What to do.
Each line below should be reproduced without any alteration.

Supplied entries.

Start

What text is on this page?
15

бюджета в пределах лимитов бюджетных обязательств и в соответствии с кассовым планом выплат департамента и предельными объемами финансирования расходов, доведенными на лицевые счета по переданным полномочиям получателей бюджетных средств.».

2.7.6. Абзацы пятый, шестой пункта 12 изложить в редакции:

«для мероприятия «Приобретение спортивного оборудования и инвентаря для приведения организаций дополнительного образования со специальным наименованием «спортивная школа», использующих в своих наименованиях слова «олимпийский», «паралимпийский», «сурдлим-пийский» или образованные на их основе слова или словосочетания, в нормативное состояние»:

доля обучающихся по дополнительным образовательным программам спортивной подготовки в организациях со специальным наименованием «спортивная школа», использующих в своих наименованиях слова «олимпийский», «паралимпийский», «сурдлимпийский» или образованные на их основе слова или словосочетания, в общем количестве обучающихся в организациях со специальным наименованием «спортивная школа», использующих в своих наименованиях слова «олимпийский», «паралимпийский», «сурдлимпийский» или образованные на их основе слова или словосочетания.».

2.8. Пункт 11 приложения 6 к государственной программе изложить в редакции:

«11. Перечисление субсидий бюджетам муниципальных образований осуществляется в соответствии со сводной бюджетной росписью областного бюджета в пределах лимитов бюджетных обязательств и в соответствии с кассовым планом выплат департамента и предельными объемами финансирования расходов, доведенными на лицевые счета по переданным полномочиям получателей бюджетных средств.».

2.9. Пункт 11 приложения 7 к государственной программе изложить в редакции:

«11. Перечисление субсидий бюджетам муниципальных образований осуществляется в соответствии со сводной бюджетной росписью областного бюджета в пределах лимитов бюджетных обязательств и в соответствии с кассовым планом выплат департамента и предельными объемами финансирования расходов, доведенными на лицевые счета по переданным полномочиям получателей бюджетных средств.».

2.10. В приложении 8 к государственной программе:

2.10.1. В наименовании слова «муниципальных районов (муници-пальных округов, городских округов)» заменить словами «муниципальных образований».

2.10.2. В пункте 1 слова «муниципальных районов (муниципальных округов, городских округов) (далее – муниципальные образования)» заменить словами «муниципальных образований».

End

Exercise output.
What text is on this page?
15

бюджета в пределах лимитов бюджетных обязательств и в соответствии с кассовым планом выплат департамента и предельными объемами финансирования расходов, доведенными на лицевые счета по переданным полномочиям получателей бюджетных средств.».

2.7.6. Абзацы пятый, шестой пункта 12 изложить в редакции:

«для мероприятия «Приобретение спортивного оборудования и инвентаря для приведения организаций дополнительного образования со специальным наименованием «спортивная школа», использующих в своих наименованиях слова «олимпийский», «паралимпийский», «сурдлим-пийский» или образованные на их основе слова или словосочетания, в нормативное состояние»:

доля обучающихся по дополнительным образовательным программам спортивной подготовки в организациях со специальным наименованием «спортивная школа», использующих в своих наименованиях слова «олимпийский», «паралимпийский», «сурдлимпийский» или образованные на их основе слова или словосочетания, в общем количестве обучающихся в организациях со специальным наименованием «спортивная школа», использующих в своих наименованиях слова «олимпийский», «паралимпийский», «сурдлимпийский» или образованные на их основе слова или словосочетания.».

2.8. Пункт 11 приложения 6 к государственной программе изложить в редакции:

«11. Перечисление субсидий бюджетам муниципальных образований осуществляется в соответствии со сводной бюджетной росписью областного бюджета в пределах лимитов бюджетных обязательств и в соответствии с кассовым планом выплат департамента и предельными объемами финансирования расходов, доведенными на лицевые счета по переданным полномочиям получателей бюджетных средств.».

2.9. Пункт 11 приложения 7 к государственной программе изложить в редакции:

«11. Перечисление субсидий бюджетам муниципальных образований осуществляется в соответствии со сводной бюджетной росписью областного бюджета в пределах лимитов бюджетных обязательств и в соответствии с кассовым планом выплат департамента и предельными объемами финансирования расходов, доведенными на лицевые счета по переданным полномочиям получателей бюджетных средств.».

2.10. В приложении 8 к государственной программе:

2.10.1. В наименовании слова «муниципальных районов (муници-пальных округов, городских округов)» заменить словами «муниципальных образований».

2.10.2. В пункте 1 слова «муниципальных районов (муниципальных округов, городских округов) (далее – муниципальные образования)» заменить словами «муниципальных образований».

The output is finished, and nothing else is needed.